BEGIN Entries shown
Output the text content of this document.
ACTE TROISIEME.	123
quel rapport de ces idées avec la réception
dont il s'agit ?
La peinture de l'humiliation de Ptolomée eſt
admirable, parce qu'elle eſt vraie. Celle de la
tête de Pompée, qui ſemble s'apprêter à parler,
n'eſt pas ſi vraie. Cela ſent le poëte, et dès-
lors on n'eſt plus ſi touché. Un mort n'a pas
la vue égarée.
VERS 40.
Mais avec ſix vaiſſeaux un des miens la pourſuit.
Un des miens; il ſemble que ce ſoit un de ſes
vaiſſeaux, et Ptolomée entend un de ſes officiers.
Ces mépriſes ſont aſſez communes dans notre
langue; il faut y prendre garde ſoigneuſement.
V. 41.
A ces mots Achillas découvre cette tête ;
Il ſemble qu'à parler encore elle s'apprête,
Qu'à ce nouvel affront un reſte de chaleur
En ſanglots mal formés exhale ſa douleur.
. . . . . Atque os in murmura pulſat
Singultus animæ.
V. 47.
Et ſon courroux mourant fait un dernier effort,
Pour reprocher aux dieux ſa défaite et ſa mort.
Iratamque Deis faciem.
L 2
END Entries shown
Copy all the lines, exactly.

Complete output
Output the text content of this document.
ACTE TROISIEME.	123
quel rapport de ces idées avec la réception
dont il s'agit ?
La peinture de l'humiliation de Ptolomée eſt
admirable, parce qu'elle eſt vraie. Celle de la
tête de Pompée, qui ſemble s'apprêter à parler,
n'eſt pas ſi vraie. Cela ſent le poëte, et dès-
lors on n'eſt plus ſi touché. Un mort n'a pas
la vue égarée.
VERS 40.
Mais avec ſix vaiſſeaux un des miens la pourſuit.
Un des miens; il ſemble que ce ſoit un de ſes
vaiſſeaux, et Ptolomée entend un de ſes officiers.
Ces mépriſes ſont aſſez communes dans notre
langue; il faut y prendre garde ſoigneuſement.
V. 41.
A ces mots Achillas découvre cette tête ;
Il ſemble qu'à parler encore elle s'apprête,
Qu'à ce nouvel affront un reſte de chaleur
En ſanglots mal formés exhale ſa douleur.
. . . . . Atque os in murmura pulſat
Singultus animæ.
V. 47.
Et ſon courroux mourant fait un dernier effort,
Pour reprocher aux dieux ſa défaite et ſa mort.
Iratamque Deis faciem.
L 2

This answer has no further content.